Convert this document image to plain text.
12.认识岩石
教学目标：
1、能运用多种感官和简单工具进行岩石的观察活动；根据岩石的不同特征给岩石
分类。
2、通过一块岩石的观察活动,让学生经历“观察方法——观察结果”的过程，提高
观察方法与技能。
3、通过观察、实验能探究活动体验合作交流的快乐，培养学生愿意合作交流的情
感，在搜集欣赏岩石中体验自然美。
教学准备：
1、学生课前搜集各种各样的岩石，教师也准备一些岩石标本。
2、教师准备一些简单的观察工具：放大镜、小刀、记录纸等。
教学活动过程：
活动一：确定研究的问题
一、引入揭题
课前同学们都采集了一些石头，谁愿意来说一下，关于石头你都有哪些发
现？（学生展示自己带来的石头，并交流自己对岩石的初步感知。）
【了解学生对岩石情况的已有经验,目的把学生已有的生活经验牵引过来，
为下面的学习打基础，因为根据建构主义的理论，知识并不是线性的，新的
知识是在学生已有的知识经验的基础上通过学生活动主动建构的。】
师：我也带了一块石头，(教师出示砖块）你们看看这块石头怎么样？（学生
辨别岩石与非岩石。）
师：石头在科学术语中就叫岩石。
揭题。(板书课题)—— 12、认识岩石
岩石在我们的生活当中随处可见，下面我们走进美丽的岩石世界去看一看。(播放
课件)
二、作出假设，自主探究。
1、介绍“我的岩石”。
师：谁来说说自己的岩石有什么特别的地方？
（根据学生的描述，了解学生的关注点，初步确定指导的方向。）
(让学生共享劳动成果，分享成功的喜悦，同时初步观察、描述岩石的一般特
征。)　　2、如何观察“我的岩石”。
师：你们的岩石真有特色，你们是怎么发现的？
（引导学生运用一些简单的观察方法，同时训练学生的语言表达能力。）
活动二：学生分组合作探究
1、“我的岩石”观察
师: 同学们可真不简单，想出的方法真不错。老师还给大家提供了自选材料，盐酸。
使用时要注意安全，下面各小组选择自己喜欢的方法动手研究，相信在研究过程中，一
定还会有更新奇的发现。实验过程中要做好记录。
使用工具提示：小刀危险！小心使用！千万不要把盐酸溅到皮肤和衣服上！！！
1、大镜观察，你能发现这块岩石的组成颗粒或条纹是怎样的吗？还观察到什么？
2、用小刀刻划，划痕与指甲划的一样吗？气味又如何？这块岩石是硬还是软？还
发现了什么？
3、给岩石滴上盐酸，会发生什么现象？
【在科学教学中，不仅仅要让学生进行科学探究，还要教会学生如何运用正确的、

■ ■ ■ ■ ■

▸ Aim
Copy out all of the records shown above exactly.

▸ In response
Convert this document image to plain text.
12.认识岩石
教学目标：
1、能运用多种感官和简单工具进行岩石的观察活动；根据岩石的不同特征给岩石
分类。
2、通过一块岩石的观察活动,让学生经历“观察方法——观察结果”的过程，提高
观察方法与技能。
3、通过观察、实验能探究活动体验合作交流的快乐，培养学生愿意合作交流的情
感，在搜集欣赏岩石中体验自然美。
教学准备：
1、学生课前搜集各种各样的岩石，教师也准备一些岩石标本。
2、教师准备一些简单的观察工具：放大镜、小刀、记录纸等。
教学活动过程：
活动一：确定研究的问题
一、引入揭题
课前同学们都采集了一些石头，谁愿意来说一下，关于石头你都有哪些发
现？（学生展示自己带来的石头，并交流自己对岩石的初步感知。）
【了解学生对岩石情况的已有经验,目的把学生已有的生活经验牵引过来，
为下面的学习打基础，因为根据建构主义的理论，知识并不是线性的，新的
知识是在学生已有的知识经验的基础上通过学生活动主动建构的。】
师：我也带了一块石头，(教师出示砖块）你们看看这块石头怎么样？（学生
辨别岩石与非岩石。）
师：石头在科学术语中就叫岩石。
揭题。(板书课题)—— 12、认识岩石
岩石在我们的生活当中随处可见，下面我们走进美丽的岩石世界去看一看。(播放
课件)
二、作出假设，自主探究。
1、介绍“我的岩石”。
师：谁来说说自己的岩石有什么特别的地方？
（根据学生的描述，了解学生的关注点，初步确定指导的方向。）
(让学生共享劳动成果，分享成功的喜悦，同时初步观察、描述岩石的一般特
征。)　　2、如何观察“我的岩石”。
师：你们的岩石真有特色，你们是怎么发现的？
（引导学生运用一些简单的观察方法，同时训练学生的语言表达能力。）
活动二：学生分组合作探究
1、“我的岩石”观察
师: 同学们可真不简单，想出的方法真不错。老师还给大家提供了自选材料，盐酸。
使用时要注意安全，下面各小组选择自己喜欢的方法动手研究，相信在研究过程中，一
定还会有更新奇的发现。实验过程中要做好记录。
使用工具提示：小刀危险！小心使用！千万不要把盐酸溅到皮肤和衣服上！！！
1、大镜观察，你能发现这块岩石的组成颗粒或条纹是怎样的吗？还观察到什么？
2、用小刀刻划，划痕与指甲划的一样吗？气味又如何？这块岩石是硬还是软？还
发现了什么？
3、给岩石滴上盐酸，会发生什么现象？
【在科学教学中，不仅仅要让学生进行科学探究，还要教会学生如何运用正确的、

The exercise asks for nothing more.